Directions >> Copy verbatim the span of lines beginning at the line that contains "Convert this document image to plain text." and ending with the final line of the data. Exclude pictures from the copy.

==================================================

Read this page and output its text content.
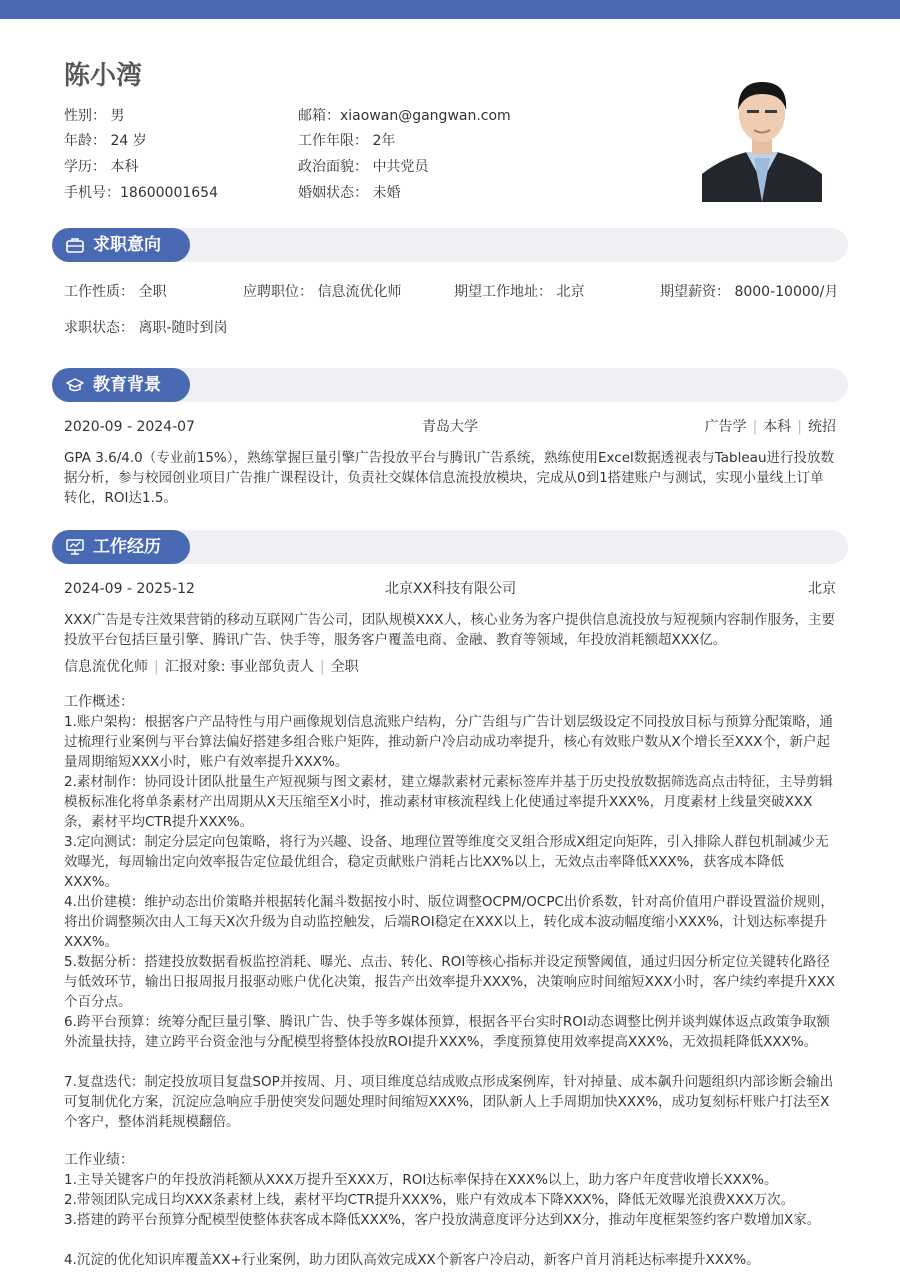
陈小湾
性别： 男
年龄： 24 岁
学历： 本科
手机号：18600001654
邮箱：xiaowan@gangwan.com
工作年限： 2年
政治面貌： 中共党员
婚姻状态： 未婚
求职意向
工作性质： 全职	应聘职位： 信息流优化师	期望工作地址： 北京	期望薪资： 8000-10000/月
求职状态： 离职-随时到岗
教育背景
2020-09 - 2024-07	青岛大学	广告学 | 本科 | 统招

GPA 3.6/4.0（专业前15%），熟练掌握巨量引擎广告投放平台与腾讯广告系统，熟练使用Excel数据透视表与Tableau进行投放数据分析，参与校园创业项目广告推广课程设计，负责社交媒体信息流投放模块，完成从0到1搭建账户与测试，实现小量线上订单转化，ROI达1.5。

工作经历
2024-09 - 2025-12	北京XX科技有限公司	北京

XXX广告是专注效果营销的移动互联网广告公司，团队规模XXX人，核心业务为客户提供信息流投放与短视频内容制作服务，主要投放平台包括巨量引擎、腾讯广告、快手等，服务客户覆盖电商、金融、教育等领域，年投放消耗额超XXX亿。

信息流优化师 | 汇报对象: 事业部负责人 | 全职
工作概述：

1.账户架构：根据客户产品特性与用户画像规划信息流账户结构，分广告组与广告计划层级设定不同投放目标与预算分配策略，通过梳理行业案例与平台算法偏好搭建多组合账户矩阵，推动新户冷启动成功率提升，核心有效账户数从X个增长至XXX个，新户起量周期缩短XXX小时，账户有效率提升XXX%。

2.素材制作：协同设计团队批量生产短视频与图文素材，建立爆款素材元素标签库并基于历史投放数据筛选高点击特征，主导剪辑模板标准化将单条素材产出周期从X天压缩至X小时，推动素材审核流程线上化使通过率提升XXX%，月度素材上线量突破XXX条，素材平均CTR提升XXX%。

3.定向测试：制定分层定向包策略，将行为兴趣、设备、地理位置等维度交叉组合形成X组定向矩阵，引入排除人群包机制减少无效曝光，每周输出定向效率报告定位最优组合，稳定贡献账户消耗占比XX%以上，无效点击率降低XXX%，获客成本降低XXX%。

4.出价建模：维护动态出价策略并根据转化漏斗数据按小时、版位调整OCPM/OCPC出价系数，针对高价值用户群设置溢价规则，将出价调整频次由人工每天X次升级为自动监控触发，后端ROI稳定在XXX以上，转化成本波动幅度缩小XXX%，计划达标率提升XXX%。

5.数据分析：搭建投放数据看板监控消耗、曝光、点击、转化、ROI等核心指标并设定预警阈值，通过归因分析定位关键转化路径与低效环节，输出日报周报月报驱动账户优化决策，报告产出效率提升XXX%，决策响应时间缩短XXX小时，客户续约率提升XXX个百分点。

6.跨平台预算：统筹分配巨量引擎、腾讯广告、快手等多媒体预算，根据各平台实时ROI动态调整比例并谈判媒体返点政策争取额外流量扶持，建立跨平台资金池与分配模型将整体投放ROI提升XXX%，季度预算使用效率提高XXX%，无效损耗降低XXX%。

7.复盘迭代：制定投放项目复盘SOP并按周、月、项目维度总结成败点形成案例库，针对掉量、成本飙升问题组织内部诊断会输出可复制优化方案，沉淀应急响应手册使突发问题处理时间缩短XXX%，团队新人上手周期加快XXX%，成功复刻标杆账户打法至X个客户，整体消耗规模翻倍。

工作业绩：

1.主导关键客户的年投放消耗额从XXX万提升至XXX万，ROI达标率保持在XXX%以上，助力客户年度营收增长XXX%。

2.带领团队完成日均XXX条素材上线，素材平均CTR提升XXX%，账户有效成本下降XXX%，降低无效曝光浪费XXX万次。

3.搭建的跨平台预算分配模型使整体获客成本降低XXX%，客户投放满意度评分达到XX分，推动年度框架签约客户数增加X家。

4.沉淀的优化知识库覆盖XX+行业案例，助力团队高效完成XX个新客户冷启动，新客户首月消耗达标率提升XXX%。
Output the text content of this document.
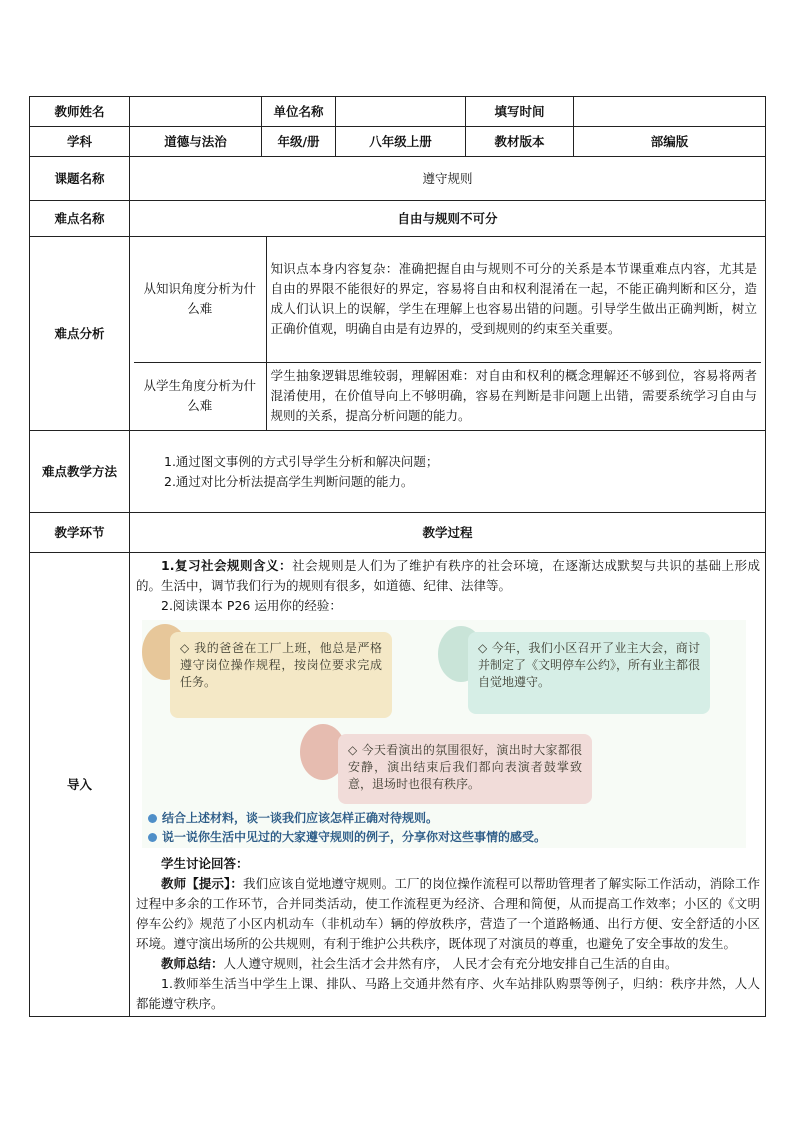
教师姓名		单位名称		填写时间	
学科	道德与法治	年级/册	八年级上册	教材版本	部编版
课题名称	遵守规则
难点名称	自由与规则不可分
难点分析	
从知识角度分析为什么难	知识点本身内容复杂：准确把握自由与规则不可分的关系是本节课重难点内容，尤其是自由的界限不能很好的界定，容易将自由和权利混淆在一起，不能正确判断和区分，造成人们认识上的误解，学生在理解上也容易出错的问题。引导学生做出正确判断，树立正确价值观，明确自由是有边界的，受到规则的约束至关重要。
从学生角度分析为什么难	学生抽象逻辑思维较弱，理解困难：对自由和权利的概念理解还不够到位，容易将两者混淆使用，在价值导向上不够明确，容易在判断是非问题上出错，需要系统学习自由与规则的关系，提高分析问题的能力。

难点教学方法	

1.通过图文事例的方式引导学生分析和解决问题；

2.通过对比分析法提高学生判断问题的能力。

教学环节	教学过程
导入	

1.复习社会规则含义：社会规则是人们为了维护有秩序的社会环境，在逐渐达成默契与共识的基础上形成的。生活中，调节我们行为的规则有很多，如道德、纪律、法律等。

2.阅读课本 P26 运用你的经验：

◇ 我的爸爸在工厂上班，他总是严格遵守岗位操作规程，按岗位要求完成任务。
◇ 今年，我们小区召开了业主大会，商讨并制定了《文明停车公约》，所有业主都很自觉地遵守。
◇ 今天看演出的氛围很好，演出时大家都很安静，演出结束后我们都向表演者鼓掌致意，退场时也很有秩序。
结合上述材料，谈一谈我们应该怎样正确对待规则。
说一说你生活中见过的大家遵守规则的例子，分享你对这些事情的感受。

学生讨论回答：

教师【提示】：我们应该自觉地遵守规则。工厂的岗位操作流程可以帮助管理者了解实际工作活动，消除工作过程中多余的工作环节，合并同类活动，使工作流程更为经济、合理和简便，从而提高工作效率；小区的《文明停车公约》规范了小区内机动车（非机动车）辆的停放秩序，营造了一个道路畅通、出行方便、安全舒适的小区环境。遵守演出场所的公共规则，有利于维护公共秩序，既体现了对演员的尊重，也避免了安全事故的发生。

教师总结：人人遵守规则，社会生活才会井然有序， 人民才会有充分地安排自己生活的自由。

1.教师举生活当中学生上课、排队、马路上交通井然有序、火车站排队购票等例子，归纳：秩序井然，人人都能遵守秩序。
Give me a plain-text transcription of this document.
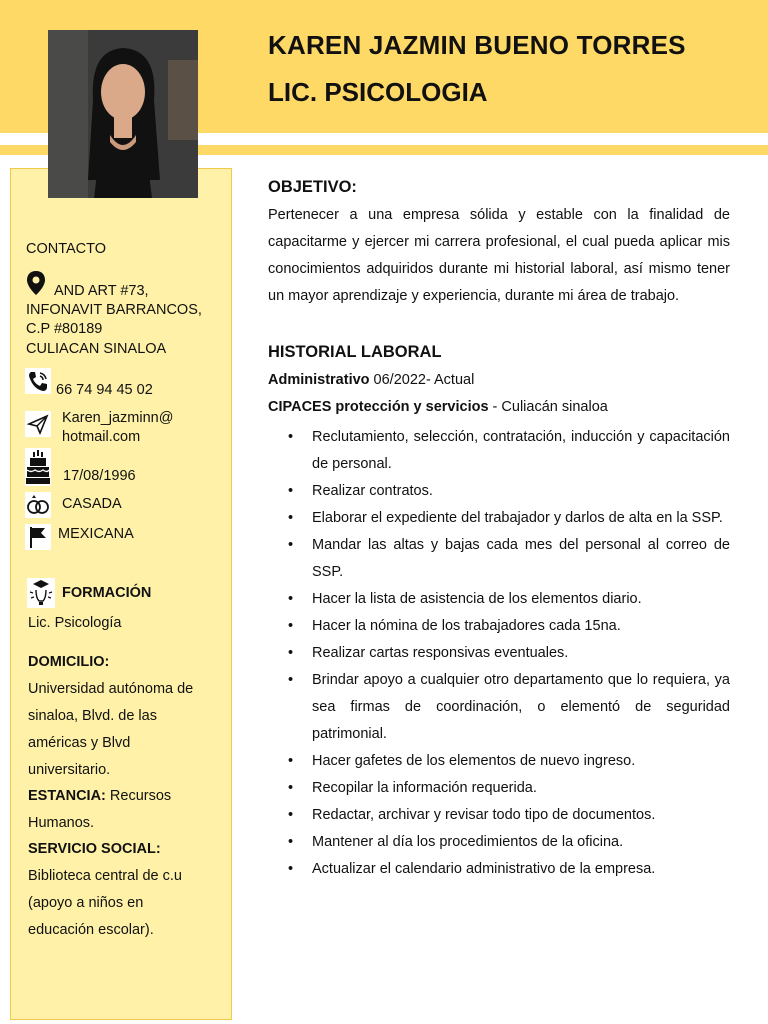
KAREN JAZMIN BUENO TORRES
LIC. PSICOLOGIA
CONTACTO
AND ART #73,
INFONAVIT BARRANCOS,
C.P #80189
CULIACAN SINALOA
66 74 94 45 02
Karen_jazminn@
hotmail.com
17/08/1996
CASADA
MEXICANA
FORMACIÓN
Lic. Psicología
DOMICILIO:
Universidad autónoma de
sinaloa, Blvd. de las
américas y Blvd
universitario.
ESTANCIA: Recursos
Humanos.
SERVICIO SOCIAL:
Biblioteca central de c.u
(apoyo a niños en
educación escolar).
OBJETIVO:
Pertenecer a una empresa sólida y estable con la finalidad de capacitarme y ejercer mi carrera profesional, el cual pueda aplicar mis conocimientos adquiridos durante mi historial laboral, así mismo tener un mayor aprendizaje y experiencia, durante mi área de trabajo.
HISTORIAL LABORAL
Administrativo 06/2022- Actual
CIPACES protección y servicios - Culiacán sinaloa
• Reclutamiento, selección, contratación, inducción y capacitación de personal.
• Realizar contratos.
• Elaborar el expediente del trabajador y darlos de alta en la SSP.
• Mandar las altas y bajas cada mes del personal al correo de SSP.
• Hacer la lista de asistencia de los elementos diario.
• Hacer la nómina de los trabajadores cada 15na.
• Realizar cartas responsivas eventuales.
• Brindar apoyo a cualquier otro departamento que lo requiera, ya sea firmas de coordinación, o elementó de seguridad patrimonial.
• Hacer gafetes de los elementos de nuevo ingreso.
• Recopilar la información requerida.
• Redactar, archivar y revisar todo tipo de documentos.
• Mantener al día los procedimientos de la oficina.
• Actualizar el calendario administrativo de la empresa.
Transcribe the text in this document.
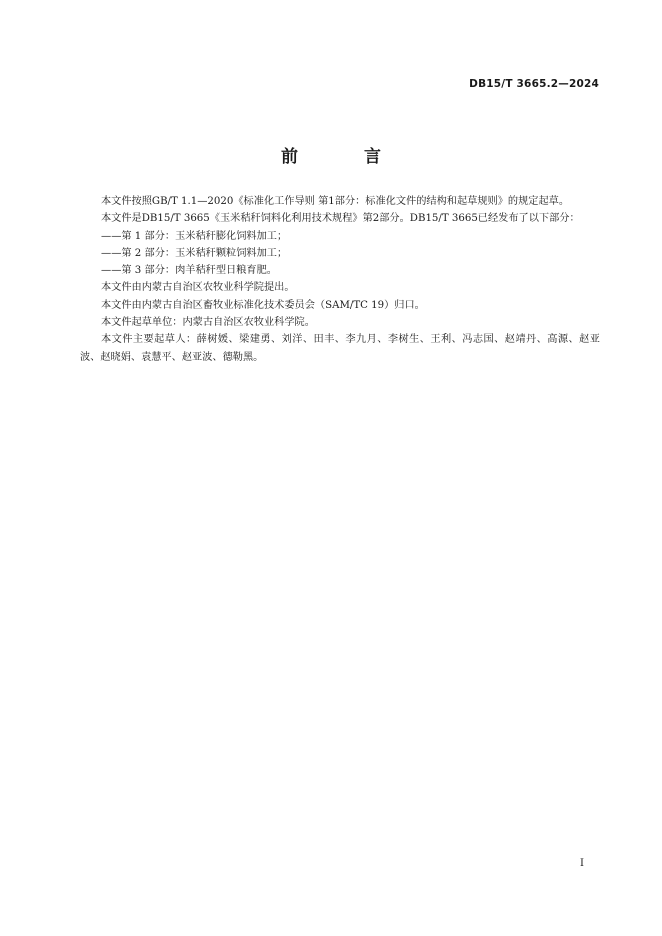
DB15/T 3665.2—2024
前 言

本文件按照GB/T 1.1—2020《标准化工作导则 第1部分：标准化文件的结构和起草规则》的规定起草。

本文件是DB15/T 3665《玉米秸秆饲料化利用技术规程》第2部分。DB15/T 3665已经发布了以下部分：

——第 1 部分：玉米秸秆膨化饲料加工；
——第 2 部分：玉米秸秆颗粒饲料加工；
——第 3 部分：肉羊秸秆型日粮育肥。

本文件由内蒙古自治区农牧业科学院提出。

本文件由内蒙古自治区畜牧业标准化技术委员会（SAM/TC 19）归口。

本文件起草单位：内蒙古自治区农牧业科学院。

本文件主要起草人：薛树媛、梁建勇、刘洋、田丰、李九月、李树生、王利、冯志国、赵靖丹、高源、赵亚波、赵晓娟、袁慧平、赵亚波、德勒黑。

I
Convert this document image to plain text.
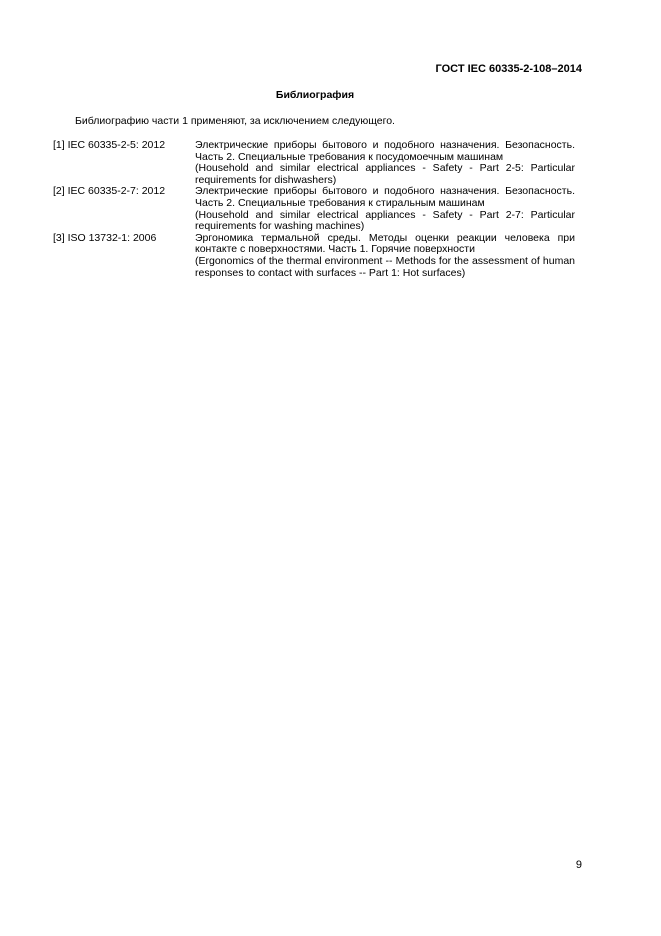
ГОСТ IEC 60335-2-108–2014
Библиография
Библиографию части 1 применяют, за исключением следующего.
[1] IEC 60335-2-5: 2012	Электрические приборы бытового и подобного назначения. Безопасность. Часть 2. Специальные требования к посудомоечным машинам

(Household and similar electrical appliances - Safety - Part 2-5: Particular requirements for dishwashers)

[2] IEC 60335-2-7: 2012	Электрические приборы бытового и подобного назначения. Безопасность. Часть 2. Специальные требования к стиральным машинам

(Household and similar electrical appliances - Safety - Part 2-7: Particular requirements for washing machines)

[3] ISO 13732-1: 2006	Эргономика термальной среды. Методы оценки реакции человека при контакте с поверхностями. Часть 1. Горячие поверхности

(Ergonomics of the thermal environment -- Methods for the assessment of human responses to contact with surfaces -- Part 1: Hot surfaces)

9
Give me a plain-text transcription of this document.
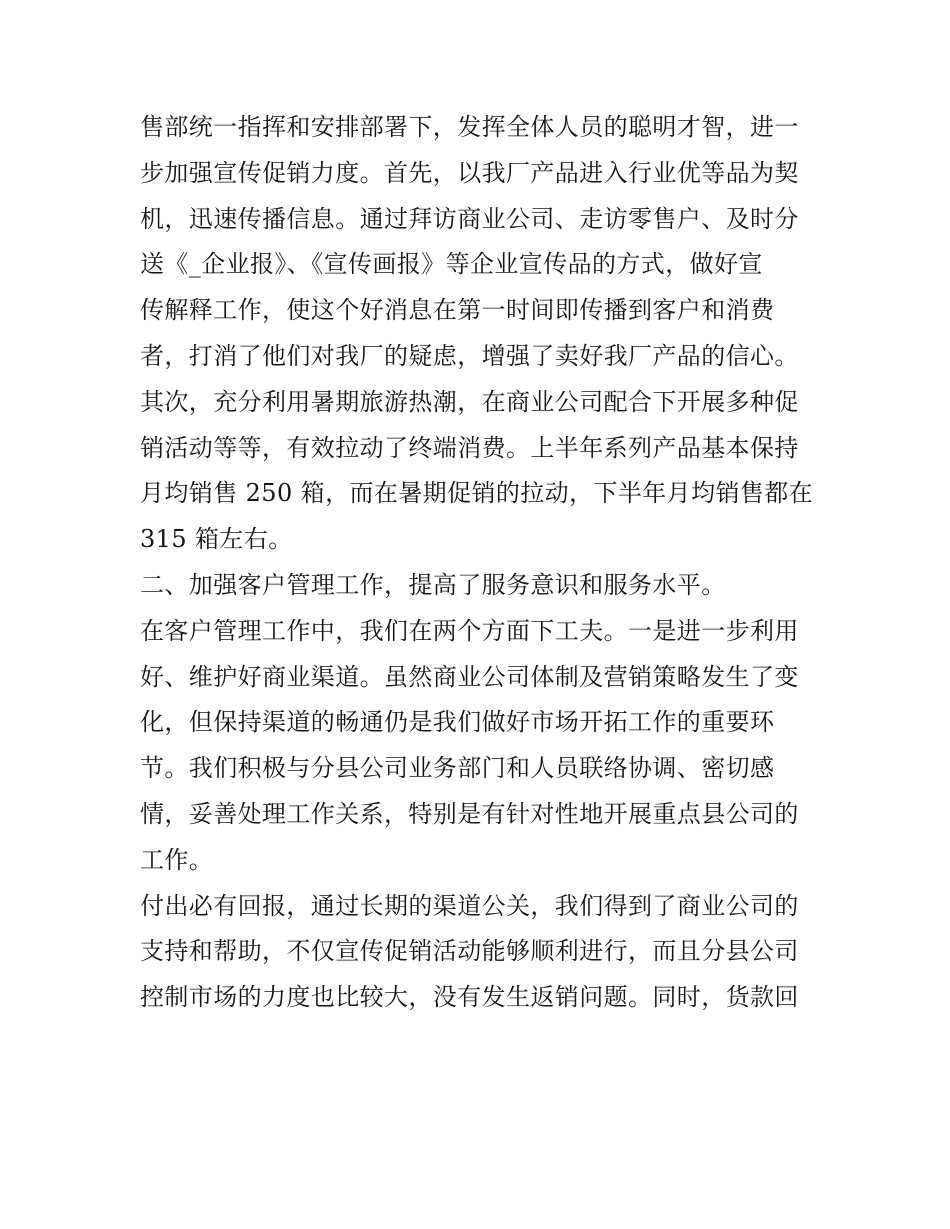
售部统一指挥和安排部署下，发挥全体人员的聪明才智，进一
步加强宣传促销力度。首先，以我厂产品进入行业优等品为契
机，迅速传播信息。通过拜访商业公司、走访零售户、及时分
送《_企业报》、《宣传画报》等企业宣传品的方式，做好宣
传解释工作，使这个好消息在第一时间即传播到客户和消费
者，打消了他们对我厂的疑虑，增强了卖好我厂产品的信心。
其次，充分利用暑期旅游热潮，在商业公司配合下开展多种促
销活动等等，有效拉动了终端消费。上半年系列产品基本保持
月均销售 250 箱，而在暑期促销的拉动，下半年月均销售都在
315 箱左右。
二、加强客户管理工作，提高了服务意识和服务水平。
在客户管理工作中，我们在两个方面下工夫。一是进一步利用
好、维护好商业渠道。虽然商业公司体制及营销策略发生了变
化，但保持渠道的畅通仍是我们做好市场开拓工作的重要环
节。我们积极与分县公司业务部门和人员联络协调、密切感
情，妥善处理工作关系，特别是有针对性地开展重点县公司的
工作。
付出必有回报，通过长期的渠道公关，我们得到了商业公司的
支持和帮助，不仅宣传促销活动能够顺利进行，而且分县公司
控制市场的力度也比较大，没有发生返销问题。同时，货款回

==================================================

Response to the task >>
Convert this document image to plain text.
ГОСТ IEC 60335-2-108–2014
Библиография
Библиографию части 1 применяют, за исключением следующего.
[1] IEC 60335-2-5: 2012	Электрические приборы бытового и подобного назначения. Безопасность. Часть 2. Специальные требования к посудомоечным машинам

(Household and similar electrical appliances - Safety - Part 2-5: Particular requirements for dishwashers)

[2] IEC 60335-2-7: 2012	Электрические приборы бытового и подобного назначения. Безопасность. Часть 2. Специальные требования к стиральным машинам

(Household and similar electrical appliances - Safety - Part 2-7: Particular requirements for washing machines)

[3] ISO 13732-1: 2006	Эргономика термальной среды. Методы оценки реакции человека при контакте с поверхностями. Часть 1. Горячие поверхности

(Ergonomics of the thermal environment -- Methods for the assessment of human responses to contact with surfaces -- Part 1: Hot surfaces)

9
Give me a plain-text transcription of this document.
售部统一指挥和安排部署下，发挥全体人员的聪明才智，进一
步加强宣传促销力度。首先，以我厂产品进入行业优等品为契
机，迅速传播信息。通过拜访商业公司、走访零售户、及时分
送《_企业报》、《宣传画报》等企业宣传品的方式，做好宣
传解释工作，使这个好消息在第一时间即传播到客户和消费
者，打消了他们对我厂的疑虑，增强了卖好我厂产品的信心。
其次，充分利用暑期旅游热潮，在商业公司配合下开展多种促
销活动等等，有效拉动了终端消费。上半年系列产品基本保持
月均销售 250 箱，而在暑期促销的拉动，下半年月均销售都在
315 箱左右。
二、加强客户管理工作，提高了服务意识和服务水平。
在客户管理工作中，我们在两个方面下工夫。一是进一步利用
好、维护好商业渠道。虽然商业公司体制及营销策略发生了变
化，但保持渠道的畅通仍是我们做好市场开拓工作的重要环
节。我们积极与分县公司业务部门和人员联络协调、密切感
情，妥善处理工作关系，特别是有针对性地开展重点县公司的
工作。
付出必有回报，通过长期的渠道公关，我们得到了商业公司的
支持和帮助，不仅宣传促销活动能够顺利进行，而且分县公司
控制市场的力度也比较大，没有发生返销问题。同时，货款回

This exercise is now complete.